━━━━━ Dataset excerpts
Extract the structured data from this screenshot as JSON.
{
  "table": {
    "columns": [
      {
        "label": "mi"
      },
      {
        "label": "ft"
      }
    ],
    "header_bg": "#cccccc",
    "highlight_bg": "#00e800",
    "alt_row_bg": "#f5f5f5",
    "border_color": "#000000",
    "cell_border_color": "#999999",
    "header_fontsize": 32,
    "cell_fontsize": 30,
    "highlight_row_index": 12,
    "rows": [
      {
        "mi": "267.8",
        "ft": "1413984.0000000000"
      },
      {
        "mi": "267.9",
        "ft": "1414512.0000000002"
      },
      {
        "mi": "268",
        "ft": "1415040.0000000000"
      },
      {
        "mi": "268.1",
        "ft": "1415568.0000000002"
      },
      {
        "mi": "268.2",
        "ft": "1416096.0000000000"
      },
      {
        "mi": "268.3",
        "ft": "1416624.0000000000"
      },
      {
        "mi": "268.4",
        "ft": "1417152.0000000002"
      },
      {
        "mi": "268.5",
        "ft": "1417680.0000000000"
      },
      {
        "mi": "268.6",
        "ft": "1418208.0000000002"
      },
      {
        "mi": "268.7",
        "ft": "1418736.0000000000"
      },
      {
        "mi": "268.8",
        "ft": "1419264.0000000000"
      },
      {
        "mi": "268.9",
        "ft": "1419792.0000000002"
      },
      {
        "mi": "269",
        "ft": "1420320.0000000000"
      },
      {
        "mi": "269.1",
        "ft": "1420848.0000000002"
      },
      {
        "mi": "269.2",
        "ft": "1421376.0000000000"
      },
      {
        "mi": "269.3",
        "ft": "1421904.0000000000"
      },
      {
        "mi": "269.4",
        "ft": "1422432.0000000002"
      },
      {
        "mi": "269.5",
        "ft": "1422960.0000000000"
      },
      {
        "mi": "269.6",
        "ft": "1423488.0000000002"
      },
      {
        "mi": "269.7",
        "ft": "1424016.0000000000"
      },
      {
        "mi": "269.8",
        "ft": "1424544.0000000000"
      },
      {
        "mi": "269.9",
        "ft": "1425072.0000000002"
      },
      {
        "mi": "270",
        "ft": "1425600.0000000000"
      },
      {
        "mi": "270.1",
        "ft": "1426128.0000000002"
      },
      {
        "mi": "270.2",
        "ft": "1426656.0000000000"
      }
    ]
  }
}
━━━━━━━━━━
**Exercise goal:**
Give back the whole listing, word for word.

**Written answer:**
Extract the structured data from this screenshot as JSON.
{
  "table": {
    "columns": [
      {
        "label": "mi"
      },
      {
        "label": "ft"
      }
    ],
    "header_bg": "#cccccc",
    "highlight_bg": "#00e800",
    "alt_row_bg": "#f5f5f5",
    "border_color": "#000000",
    "cell_border_color": "#999999",
    "header_fontsize": 32,
    "cell_fontsize": 30,
    "highlight_row_index": 12,
    "rows": [
      {
        "mi": "267.8",
        "ft": "1413984.0000000000"
      },
      {
        "mi": "267.9",
        "ft": "1414512.0000000002"
      },
      {
        "mi": "268",
        "ft": "1415040.0000000000"
      },
      {
        "mi": "268.1",
        "ft": "1415568.0000000002"
      },
      {
        "mi": "268.2",
        "ft": "1416096.0000000000"
      },
      {
        "mi": "268.3",
        "ft": "1416624.0000000000"
      },
      {
        "mi": "268.4",
        "ft": "1417152.0000000002"
      },
      {
        "mi": "268.5",
        "ft": "1417680.0000000000"
      },
      {
        "mi": "268.6",
        "ft": "1418208.0000000002"
      },
      {
        "mi": "268.7",
        "ft": "1418736.0000000000"
      },
      {
        "mi": "268.8",
        "ft": "1419264.0000000000"
      },
      {
        "mi": "268.9",
        "ft": "1419792.0000000002"
      },
      {
        "mi": "269",
        "ft": "1420320.0000000000"
      },
      {
        "mi": "269.1",
        "ft": "1420848.0000000002"
      },
      {
        "mi": "269.2",
        "ft": "1421376.0000000000"
      },
      {
        "mi": "269.3",
        "ft": "1421904.0000000000"
      },
      {
        "mi": "269.4",
        "ft": "1422432.0000000002"
      },
      {
        "mi": "269.5",
        "ft": "1422960.0000000000"
      },
      {
        "mi": "269.6",
        "ft": "1423488.0000000002"
      },
      {
        "mi": "269.7",
        "ft": "1424016.0000000000"
      },
      {
        "mi": "269.8",
        "ft": "1424544.0000000000"
      },
      {
        "mi": "269.9",
        "ft": "1425072.0000000002"
      },
      {
        "mi": "270",
        "ft": "1425600.0000000000"
      },
      {
        "mi": "270.1",
        "ft": "1426128.0000000002"
      },
      {
        "mi": "270.2",
        "ft": "1426656.0000000000"
      }
    ]
  }
}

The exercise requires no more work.